== Entries provided ==
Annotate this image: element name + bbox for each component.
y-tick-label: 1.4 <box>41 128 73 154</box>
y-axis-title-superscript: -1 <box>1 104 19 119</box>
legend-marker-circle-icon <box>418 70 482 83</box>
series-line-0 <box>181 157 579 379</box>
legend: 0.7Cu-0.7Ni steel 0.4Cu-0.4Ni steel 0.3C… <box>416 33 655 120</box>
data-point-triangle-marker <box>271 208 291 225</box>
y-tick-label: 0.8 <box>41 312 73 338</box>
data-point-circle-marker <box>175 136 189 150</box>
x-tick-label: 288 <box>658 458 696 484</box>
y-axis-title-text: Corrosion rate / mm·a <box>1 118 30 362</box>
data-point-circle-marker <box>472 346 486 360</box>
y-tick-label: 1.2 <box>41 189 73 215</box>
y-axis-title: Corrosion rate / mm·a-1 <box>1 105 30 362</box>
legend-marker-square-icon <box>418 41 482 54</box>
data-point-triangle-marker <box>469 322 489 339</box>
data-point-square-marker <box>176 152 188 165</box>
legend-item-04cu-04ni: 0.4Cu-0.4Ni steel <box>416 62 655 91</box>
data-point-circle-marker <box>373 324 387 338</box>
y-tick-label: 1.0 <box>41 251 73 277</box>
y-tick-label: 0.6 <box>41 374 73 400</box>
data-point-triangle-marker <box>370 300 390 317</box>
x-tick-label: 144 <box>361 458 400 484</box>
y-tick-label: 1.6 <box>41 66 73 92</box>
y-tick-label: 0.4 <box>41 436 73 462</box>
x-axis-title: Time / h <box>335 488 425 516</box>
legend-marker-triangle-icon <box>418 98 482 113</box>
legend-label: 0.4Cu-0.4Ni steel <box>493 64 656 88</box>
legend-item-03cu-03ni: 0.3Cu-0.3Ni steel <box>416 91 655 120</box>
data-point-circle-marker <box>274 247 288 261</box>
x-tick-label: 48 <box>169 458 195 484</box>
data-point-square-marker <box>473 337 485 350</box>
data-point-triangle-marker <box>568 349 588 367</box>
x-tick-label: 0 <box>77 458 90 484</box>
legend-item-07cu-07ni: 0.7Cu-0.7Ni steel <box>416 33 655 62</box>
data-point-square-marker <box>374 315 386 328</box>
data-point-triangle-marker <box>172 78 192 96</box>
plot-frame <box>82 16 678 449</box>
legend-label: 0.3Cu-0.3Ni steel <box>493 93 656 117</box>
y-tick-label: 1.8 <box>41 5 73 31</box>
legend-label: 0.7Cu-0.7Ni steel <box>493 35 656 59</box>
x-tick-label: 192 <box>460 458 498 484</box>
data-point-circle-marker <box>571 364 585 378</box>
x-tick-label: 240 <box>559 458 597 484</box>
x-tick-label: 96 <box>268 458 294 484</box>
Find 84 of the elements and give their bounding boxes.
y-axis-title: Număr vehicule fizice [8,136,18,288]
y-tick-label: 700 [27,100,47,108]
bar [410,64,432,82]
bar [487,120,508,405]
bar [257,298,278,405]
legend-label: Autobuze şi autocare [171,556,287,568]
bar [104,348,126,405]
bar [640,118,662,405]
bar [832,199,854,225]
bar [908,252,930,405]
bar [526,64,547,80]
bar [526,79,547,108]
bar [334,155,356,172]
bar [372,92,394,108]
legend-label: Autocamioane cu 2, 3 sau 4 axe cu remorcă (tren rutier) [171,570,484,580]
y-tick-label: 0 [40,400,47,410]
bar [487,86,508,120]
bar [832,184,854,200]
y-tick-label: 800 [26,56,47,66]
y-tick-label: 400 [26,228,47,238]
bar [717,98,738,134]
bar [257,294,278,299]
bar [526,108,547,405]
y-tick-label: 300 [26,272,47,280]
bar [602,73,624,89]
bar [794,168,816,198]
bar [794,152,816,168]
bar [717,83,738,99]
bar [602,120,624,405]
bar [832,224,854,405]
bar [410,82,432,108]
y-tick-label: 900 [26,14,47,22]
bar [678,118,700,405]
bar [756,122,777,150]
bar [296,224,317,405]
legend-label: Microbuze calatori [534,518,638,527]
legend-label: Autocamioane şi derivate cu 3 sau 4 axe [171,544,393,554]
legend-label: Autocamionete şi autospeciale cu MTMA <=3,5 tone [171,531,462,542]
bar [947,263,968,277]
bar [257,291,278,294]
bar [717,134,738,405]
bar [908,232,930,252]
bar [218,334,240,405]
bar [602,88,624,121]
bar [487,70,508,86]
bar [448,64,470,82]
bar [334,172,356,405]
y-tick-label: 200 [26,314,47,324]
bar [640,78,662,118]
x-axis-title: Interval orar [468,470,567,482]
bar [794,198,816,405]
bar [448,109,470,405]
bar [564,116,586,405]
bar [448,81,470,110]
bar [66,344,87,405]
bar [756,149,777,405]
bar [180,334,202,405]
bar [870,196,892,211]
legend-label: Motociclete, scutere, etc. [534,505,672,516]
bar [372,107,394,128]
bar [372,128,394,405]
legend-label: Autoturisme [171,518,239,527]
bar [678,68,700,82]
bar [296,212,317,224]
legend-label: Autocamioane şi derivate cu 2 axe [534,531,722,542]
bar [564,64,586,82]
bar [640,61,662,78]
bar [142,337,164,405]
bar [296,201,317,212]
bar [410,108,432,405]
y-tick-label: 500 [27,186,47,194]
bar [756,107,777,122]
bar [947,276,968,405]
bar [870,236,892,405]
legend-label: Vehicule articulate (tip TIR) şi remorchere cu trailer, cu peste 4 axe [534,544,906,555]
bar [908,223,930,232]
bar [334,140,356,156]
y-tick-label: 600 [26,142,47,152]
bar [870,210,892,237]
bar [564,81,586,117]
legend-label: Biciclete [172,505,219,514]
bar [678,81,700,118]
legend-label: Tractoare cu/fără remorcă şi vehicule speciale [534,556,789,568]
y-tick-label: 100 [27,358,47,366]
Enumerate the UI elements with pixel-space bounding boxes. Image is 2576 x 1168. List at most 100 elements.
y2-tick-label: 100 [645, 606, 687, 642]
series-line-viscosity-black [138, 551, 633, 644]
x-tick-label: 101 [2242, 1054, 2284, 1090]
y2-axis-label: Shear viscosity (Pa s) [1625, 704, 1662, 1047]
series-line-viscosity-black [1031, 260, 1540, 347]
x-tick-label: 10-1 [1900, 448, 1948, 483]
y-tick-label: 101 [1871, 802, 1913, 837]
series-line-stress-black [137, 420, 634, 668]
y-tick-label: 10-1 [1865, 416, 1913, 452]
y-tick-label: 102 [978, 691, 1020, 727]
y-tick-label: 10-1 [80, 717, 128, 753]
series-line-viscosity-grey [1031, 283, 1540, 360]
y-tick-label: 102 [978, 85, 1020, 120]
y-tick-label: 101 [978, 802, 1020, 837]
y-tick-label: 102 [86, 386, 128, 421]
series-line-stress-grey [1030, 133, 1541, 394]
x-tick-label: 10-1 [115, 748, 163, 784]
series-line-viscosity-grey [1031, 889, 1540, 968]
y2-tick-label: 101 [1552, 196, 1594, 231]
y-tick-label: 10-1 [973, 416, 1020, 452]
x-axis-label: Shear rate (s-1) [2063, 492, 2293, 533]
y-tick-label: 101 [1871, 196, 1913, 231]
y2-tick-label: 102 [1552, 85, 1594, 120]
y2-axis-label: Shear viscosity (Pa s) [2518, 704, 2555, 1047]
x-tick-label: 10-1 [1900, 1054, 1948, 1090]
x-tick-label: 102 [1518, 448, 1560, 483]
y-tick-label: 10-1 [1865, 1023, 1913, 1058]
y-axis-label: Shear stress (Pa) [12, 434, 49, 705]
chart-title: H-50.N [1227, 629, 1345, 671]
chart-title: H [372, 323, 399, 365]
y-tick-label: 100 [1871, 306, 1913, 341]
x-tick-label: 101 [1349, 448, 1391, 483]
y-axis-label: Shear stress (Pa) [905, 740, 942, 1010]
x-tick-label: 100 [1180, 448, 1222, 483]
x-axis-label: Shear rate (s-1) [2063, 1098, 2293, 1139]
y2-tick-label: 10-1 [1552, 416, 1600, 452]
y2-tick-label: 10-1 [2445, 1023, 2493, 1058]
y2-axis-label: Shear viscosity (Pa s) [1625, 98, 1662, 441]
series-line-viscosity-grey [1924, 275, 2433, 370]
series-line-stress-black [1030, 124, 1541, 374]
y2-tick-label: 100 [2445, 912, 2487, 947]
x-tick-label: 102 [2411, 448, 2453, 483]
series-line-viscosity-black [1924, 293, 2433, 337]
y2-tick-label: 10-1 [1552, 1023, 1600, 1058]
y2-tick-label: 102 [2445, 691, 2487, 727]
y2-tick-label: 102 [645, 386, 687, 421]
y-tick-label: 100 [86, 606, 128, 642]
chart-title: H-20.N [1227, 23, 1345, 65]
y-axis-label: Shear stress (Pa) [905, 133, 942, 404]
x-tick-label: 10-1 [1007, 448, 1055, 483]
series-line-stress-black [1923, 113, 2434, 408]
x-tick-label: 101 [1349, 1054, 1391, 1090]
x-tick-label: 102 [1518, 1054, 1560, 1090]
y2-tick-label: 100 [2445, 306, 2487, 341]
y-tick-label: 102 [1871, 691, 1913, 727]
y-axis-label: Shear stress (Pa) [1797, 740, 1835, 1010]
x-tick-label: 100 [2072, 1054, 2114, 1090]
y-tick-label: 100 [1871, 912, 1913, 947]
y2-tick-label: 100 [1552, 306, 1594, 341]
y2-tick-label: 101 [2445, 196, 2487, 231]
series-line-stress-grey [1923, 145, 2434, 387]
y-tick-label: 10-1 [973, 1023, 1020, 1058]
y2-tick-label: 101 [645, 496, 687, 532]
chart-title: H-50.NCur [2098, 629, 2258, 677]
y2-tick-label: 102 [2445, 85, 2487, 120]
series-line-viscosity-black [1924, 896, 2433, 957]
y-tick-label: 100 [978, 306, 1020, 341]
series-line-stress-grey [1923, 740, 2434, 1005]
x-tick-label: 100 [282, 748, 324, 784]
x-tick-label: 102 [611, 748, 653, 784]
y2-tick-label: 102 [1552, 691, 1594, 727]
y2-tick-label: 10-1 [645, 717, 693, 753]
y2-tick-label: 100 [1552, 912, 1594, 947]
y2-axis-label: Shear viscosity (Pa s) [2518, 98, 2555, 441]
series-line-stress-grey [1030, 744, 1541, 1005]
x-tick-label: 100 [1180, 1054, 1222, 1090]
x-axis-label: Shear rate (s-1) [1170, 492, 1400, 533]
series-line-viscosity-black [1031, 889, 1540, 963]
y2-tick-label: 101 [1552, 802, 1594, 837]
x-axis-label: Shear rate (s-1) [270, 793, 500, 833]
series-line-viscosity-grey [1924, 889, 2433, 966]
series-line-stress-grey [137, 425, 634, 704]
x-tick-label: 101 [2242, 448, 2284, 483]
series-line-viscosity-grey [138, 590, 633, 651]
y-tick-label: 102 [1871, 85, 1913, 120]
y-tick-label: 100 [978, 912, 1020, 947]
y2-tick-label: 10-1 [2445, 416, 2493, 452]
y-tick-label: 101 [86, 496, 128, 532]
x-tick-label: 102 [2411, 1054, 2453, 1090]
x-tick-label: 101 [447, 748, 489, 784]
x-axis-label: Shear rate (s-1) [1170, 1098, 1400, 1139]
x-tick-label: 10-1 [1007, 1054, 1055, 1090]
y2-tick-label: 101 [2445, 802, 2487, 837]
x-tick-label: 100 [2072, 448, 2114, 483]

== Exercise objective ==
Put everything from the start of the entries down to the line containing "data-point-circle-marker <box>175 136" into a numbered list, including that line and leaving out any blank lines.

== Response to this task ==
1. Annotate this image: element name + bbox for each component.
2. y-tick-label: 1.4 <box>41 128 73 154</box>
3. y-axis-title-superscript: -1 <box>1 104 19 119</box>
4. legend-marker-circle-icon <box>418 70 482 83</box>
5. series-line-0 <box>181 157 579 379</box>
6. legend: 0.7Cu-0.7Ni steel 0.4Cu-0.4Ni steel 0.3C… <box>416 33 655 120</box>
7. data-point-triangle-marker <box>271 208 291 225</box>
8. y-tick-label: 0.8 <box>41 312 73 338</box>
9. data-point-circle-marker <box>175 136 189 150</box>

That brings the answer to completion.